YOUR INSTRUCTIONS — Rewrite everything from the start of the material down to the line containing "bar-class-5 — [266, 32, 331, 493]", with "Classes" replaced by "Categories" and nothing else changed.

==================================================

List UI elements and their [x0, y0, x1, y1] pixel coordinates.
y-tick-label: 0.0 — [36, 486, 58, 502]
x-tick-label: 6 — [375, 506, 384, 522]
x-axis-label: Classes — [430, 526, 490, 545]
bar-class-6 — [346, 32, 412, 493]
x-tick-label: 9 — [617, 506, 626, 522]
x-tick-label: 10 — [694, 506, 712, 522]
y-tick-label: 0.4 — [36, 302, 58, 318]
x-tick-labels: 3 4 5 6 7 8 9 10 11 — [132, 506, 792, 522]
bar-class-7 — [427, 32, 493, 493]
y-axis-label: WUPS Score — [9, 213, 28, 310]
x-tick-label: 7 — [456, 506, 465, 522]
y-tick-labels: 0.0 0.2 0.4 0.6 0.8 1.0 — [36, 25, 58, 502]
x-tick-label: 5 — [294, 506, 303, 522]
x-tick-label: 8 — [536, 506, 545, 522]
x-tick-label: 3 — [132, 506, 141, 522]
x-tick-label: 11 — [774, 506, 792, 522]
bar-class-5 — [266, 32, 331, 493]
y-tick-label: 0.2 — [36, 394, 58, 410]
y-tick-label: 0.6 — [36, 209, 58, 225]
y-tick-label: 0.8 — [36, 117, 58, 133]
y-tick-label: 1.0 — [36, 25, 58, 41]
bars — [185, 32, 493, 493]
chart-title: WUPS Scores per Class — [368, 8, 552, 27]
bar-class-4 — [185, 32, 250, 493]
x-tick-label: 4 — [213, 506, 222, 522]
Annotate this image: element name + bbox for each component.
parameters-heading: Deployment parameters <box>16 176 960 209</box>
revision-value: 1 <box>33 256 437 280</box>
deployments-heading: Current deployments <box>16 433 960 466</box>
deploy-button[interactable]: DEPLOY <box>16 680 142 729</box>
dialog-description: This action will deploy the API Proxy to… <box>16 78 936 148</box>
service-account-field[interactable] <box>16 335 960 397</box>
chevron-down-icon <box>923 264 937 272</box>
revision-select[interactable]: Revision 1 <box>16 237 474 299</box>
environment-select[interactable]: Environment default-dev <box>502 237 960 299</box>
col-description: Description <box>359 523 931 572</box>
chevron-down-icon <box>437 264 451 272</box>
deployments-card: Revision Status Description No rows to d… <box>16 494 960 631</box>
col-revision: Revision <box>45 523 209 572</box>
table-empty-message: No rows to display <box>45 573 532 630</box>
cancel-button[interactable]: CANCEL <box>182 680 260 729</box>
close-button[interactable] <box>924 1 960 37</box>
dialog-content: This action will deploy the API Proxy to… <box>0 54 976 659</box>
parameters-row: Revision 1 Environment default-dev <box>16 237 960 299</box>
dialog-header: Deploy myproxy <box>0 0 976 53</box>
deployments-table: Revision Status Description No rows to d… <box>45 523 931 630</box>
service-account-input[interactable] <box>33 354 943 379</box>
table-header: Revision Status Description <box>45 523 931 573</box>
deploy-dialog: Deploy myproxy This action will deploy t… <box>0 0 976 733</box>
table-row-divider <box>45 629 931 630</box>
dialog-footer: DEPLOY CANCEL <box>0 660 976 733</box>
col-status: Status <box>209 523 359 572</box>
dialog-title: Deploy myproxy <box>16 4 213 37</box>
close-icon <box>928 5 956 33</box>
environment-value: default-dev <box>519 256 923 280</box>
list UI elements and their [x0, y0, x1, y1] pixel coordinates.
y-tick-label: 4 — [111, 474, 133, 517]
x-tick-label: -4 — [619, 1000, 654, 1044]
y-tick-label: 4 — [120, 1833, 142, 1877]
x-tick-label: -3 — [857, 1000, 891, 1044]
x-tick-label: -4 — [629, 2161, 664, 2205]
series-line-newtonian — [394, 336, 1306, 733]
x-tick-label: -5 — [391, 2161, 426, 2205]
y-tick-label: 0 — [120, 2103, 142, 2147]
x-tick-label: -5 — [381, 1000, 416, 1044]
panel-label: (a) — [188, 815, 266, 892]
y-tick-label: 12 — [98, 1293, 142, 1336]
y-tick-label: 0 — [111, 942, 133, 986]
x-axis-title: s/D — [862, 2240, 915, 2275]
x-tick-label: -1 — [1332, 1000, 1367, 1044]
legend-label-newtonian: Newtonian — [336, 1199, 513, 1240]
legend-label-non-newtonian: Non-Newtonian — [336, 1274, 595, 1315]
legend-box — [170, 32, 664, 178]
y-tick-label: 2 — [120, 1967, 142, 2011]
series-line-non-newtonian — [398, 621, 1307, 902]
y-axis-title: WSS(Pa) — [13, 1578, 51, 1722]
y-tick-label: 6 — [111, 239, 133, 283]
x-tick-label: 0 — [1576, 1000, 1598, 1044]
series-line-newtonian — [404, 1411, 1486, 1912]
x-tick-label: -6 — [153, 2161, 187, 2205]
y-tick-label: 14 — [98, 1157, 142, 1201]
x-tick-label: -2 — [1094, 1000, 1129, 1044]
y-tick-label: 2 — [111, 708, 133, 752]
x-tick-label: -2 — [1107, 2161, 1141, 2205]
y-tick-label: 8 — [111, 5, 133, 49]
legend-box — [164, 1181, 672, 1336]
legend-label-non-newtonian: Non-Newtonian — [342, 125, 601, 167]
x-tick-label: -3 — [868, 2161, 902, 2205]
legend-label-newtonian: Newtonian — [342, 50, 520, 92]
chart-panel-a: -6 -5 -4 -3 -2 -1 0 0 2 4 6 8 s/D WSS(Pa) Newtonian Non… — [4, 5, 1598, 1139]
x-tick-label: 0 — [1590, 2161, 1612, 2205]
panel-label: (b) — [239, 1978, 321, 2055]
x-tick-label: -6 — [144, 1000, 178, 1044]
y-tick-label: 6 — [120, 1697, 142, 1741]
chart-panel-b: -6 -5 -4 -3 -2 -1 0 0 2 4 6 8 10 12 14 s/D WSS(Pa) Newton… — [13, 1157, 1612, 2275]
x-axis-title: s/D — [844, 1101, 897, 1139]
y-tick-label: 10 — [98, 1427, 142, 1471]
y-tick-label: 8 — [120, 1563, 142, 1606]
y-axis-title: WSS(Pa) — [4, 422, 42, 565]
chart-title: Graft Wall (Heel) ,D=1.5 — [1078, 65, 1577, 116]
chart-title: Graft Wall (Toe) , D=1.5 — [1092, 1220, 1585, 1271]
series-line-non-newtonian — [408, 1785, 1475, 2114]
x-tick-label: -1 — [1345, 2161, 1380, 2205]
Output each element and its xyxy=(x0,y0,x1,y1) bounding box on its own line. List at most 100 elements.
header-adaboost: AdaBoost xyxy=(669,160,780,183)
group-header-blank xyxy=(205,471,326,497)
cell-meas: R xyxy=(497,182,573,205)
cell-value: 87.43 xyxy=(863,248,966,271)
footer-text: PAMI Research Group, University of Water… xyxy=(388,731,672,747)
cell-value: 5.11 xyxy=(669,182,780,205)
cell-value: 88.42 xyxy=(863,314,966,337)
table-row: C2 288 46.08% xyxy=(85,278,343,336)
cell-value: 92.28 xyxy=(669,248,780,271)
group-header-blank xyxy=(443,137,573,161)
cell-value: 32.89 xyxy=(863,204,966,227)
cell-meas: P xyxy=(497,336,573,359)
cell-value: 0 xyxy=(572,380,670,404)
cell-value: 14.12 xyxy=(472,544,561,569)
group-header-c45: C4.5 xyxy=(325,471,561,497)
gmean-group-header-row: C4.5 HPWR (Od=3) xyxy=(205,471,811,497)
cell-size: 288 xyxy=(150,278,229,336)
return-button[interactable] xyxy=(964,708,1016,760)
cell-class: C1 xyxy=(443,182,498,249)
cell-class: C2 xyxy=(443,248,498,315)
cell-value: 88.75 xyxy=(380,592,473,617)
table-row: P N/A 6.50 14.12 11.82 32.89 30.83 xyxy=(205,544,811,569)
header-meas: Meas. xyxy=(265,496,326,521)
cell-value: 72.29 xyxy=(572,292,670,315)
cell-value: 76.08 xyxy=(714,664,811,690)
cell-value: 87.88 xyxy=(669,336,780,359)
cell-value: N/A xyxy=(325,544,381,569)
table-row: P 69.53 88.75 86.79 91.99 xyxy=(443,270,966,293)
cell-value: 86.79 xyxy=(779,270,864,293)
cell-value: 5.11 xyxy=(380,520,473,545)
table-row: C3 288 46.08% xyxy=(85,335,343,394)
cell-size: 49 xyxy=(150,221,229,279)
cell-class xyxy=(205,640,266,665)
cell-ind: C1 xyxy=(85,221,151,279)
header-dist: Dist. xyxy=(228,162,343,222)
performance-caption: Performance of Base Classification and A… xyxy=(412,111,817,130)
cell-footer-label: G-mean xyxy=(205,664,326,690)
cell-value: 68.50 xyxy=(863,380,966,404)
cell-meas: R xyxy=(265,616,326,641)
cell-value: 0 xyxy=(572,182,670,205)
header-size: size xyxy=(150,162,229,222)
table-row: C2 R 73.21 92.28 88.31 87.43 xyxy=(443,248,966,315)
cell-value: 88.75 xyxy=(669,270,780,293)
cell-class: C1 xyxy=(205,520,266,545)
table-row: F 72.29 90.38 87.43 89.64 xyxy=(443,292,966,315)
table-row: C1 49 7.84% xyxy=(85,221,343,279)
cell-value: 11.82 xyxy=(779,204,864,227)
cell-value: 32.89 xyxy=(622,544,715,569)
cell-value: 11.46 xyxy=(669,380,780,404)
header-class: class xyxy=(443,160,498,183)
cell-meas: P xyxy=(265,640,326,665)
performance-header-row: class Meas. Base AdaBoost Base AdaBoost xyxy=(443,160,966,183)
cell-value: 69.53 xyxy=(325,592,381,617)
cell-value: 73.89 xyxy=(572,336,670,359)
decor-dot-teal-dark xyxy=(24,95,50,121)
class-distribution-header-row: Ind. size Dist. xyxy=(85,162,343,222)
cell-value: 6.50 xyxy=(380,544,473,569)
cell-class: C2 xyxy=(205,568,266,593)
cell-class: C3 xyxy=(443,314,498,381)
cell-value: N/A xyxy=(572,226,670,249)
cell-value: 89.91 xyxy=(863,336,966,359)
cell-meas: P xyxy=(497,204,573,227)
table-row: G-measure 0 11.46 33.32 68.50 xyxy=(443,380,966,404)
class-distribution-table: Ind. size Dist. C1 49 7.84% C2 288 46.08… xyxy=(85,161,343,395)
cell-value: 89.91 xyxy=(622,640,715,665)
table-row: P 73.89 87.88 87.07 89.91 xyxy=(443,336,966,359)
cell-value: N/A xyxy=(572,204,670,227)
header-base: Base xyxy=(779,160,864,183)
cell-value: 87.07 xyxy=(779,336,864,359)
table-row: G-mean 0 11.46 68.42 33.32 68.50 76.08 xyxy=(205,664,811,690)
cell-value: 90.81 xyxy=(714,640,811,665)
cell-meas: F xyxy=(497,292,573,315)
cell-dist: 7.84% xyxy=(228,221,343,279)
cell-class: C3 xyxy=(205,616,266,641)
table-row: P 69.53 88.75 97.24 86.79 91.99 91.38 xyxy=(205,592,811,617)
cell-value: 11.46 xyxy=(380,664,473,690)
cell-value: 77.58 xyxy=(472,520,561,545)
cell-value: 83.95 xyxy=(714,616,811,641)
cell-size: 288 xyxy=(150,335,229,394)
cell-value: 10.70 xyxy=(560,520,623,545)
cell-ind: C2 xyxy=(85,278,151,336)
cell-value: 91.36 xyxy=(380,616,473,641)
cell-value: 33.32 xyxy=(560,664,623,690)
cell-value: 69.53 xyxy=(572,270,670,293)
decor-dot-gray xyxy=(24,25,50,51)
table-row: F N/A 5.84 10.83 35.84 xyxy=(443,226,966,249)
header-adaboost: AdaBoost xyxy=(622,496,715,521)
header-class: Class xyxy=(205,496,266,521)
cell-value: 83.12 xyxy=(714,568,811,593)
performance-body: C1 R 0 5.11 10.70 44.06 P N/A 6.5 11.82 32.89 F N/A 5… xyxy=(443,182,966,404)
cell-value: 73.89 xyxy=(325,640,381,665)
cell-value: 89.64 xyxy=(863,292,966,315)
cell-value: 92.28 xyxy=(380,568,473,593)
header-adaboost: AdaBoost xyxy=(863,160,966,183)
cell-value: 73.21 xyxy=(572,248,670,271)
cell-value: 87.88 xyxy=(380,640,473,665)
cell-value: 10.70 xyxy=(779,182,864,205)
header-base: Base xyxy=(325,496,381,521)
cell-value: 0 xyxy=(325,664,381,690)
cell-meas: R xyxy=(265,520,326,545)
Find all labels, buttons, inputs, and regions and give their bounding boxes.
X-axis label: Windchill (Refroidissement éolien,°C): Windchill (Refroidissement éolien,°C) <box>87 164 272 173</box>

==================================================

WORKED SOLUTION —
List UI elements and their [x0, y0, x1, y1] pixel coordinates.
y-tick-label: 0.0 — [36, 486, 58, 502]
x-tick-label: 6 — [375, 506, 384, 522]
x-axis-label: Categories — [430, 526, 490, 545]
bar-class-6 — [346, 32, 412, 493]
x-tick-label: 9 — [617, 506, 626, 522]
x-tick-label: 10 — [694, 506, 712, 522]
y-tick-label: 0.4 — [36, 302, 58, 318]
x-tick-labels: 3 4 5 6 7 8 9 10 11 — [132, 506, 792, 522]
bar-class-7 — [427, 32, 493, 493]
y-axis-label: WUPS Score — [9, 213, 28, 310]
x-tick-label: 7 — [456, 506, 465, 522]
y-tick-labels: 0.0 0.2 0.4 0.6 0.8 1.0 — [36, 25, 58, 502]
x-tick-label: 5 — [294, 506, 303, 522]
x-tick-label: 8 — [536, 506, 545, 522]
x-tick-label: 3 — [132, 506, 141, 522]
x-tick-label: 11 — [774, 506, 792, 522]
bar-class-5 — [266, 32, 331, 493]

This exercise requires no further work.